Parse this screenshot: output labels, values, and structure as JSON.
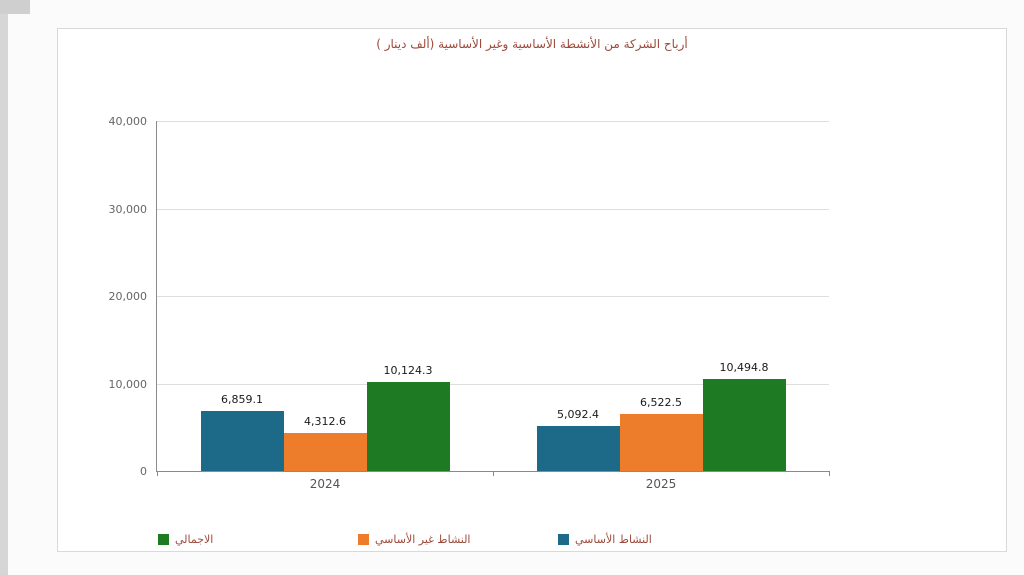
{
  "chart_data": {
    "type": "bar",
    "title": "أرباح الشركة من الأنشطة الأساسية وغير الأساسية (ألف دينار )",
    "title_color": "#9c4a3a",
    "categories": [
      "2024",
      "2025"
    ],
    "series": [
      {
        "name": "النشاط الأساسي",
        "color": "#1d6a88",
        "values": [
          6859.1,
          5092.4
        ],
        "labels": [
          "6,859.1",
          "5,092.4"
        ]
      },
      {
        "name": "النشاط غير الأساسي",
        "color": "#ed7d2b",
        "values": [
          4312.6,
          6522.5
        ],
        "labels": [
          "4,312.6",
          "6,522.5"
        ]
      },
      {
        "name": "الاجمالي",
        "color": "#1f7a24",
        "values": [
          10124.3,
          10494.8
        ],
        "labels": [
          "10,124.3",
          "10,494.8"
        ]
      }
    ],
    "ylim": [
      0,
      40000
    ],
    "ytick_labels": [
      "40,000",
      "30,000",
      "20,000",
      "10,000",
      "0"
    ],
    "grid": true,
    "legend_position": "bottom",
    "legend": [
      {
        "label": "الاجمالي",
        "color": "#1f7a24"
      },
      {
        "label": "النشاط غير الأساسي",
        "color": "#ed7d2b"
      },
      {
        "label": "النشاط الأساسي",
        "color": "#1d6a88"
      }
    ]
  }
}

________________________________________

Task instructions: Print every entry above again without changing a word, and omit the pictures.

Exercise output:
Parse this screenshot: output labels, values, and structure as JSON.
{
  "chart_data": {
    "type": "bar",
    "title": "أرباح الشركة من الأنشطة الأساسية وغير الأساسية (ألف دينار )",
    "title_color": "#9c4a3a",
    "categories": [
      "2024",
      "2025"
    ],
    "series": [
      {
        "name": "النشاط الأساسي",
        "color": "#1d6a88",
        "values": [
          6859.1,
          5092.4
        ],
        "labels": [
          "6,859.1",
          "5,092.4"
        ]
      },
      {
        "name": "النشاط غير الأساسي",
        "color": "#ed7d2b",
        "values": [
          4312.6,
          6522.5
        ],
        "labels": [
          "4,312.6",
          "6,522.5"
        ]
      },
      {
        "name": "الاجمالي",
        "color": "#1f7a24",
        "values": [
          10124.3,
          10494.8
        ],
        "labels": [
          "10,124.3",
          "10,494.8"
        ]
      }
    ],
    "ylim": [
      0,
      40000
    ],
    "ytick_labels": [
      "40,000",
      "30,000",
      "20,000",
      "10,000",
      "0"
    ],
    "grid": true,
    "legend_position": "bottom",
    "legend": [
      {
        "label": "الاجمالي",
        "color": "#1f7a24"
      },
      {
        "label": "النشاط غير الأساسي",
        "color": "#ed7d2b"
      },
      {
        "label": "النشاط الأساسي",
        "color": "#1d6a88"
      }
    ]
  }
}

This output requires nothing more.